## Data records

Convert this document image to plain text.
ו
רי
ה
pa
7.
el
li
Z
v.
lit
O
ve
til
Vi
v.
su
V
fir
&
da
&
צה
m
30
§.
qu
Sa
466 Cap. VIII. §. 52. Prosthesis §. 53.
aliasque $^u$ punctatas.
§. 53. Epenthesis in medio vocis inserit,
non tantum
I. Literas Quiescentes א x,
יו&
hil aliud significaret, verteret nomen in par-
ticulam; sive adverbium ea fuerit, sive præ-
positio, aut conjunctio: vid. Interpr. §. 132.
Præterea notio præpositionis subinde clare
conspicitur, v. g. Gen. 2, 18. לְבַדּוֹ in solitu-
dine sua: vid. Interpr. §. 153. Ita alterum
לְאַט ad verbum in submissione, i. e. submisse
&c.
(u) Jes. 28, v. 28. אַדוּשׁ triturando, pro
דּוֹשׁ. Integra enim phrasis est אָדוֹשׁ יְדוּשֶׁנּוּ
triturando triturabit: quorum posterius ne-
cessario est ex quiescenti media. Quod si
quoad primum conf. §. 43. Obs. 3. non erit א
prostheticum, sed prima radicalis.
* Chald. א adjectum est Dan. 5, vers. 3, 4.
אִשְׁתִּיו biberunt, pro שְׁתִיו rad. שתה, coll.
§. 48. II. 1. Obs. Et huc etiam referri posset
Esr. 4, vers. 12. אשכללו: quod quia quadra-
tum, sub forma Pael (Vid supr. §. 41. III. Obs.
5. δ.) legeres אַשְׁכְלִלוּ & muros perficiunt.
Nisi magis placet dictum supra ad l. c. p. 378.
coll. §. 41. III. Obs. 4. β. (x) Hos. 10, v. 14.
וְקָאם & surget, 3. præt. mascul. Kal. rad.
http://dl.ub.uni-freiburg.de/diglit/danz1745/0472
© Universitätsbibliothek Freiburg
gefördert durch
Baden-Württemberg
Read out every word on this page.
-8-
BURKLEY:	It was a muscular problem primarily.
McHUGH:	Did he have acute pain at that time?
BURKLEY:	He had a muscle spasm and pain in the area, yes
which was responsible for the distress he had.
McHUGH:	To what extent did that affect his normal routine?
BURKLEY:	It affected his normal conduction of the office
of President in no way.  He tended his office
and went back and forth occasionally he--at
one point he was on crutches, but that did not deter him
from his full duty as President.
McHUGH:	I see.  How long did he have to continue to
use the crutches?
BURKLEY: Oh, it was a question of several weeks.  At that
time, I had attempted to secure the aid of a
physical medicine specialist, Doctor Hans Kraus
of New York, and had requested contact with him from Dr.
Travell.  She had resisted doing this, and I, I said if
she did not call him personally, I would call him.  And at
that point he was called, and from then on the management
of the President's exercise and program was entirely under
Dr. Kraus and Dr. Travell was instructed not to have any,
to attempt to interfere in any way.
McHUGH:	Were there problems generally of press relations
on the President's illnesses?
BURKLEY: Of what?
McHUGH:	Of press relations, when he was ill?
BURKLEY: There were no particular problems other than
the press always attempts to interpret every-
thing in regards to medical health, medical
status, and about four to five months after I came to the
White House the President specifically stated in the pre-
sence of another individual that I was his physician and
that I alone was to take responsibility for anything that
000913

## WHAT YOU HAVE TO DO
Take the entries above and transcribe them exactly.

## RESPONSE
Convert this document image to plain text.
ו
רי
ה
pa
7.
el
li
Z
v.
lit
O
ve
til
Vi
v.
su
V
fir
&
da
&
צה
m
30
§.
qu
Sa
466 Cap. VIII. §. 52. Prosthesis §. 53.
aliasque $^u$ punctatas.
§. 53. Epenthesis in medio vocis inserit,
non tantum
I. Literas Quiescentes א x,
יו&
hil aliud significaret, verteret nomen in par-
ticulam; sive adverbium ea fuerit, sive præ-
positio, aut conjunctio: vid. Interpr. §. 132.
Præterea notio præpositionis subinde clare
conspicitur, v. g. Gen. 2, 18. לְבַדּוֹ in solitu-
dine sua: vid. Interpr. §. 153. Ita alterum
לְאַט ad verbum in submissione, i. e. submisse
&c.
(u) Jes. 28, v. 28. אַדוּשׁ triturando, pro
דּוֹשׁ. Integra enim phrasis est אָדוֹשׁ יְדוּשֶׁנּוּ
triturando triturabit: quorum posterius ne-
cessario est ex quiescenti media. Quod si
quoad primum conf. §. 43. Obs. 3. non erit א
prostheticum, sed prima radicalis.
* Chald. א adjectum est Dan. 5, vers. 3, 4.
אִשְׁתִּיו biberunt, pro שְׁתִיו rad. שתה, coll.
§. 48. II. 1. Obs. Et huc etiam referri posset
Esr. 4, vers. 12. אשכללו: quod quia quadra-
tum, sub forma Pael (Vid supr. §. 41. III. Obs.
5. δ.) legeres אַשְׁכְלִלוּ & muros perficiunt.
Nisi magis placet dictum supra ad l. c. p. 378.
coll. §. 41. III. Obs. 4. β. (x) Hos. 10, v. 14.
וְקָאם & surget, 3. præt. mascul. Kal. rad.
http://dl.ub.uni-freiburg.de/diglit/danz1745/0472
© Universitätsbibliothek Freiburg
gefördert durch
Baden-Württemberg
Read out every word on this page.
-8-
BURKLEY:	It was a muscular problem primarily.
McHUGH:	Did he have acute pain at that time?
BURKLEY:	He had a muscle spasm and pain in the area, yes
which was responsible for the distress he had.
McHUGH:	To what extent did that affect his normal routine?
BURKLEY:	It affected his normal conduction of the office
of President in no way.  He tended his office
and went back and forth occasionally he--at
one point he was on crutches, but that did not deter him
from his full duty as President.
McHUGH:	I see.  How long did he have to continue to
use the crutches?
BURKLEY: Oh, it was a question of several weeks.  At that
time, I had attempted to secure the aid of a
physical medicine specialist, Doctor Hans Kraus
of New York, and had requested contact with him from Dr.
Travell.  She had resisted doing this, and I, I said if
she did not call him personally, I would call him.  And at
that point he was called, and from then on the management
of the President's exercise and program was entirely under
Dr. Kraus and Dr. Travell was instructed not to have any,
to attempt to interfere in any way.
McHUGH:	Were there problems generally of press relations
on the President's illnesses?
BURKLEY: Of what?
McHUGH:	Of press relations, when he was ill?
BURKLEY: There were no particular problems other than
the press always attempts to interpret every-
thing in regards to medical health, medical
status, and about four to five months after I came to the
White House the President specifically stated in the pre-
sence of another individual that I was his physician and
that I alone was to take responsibility for anything that
000913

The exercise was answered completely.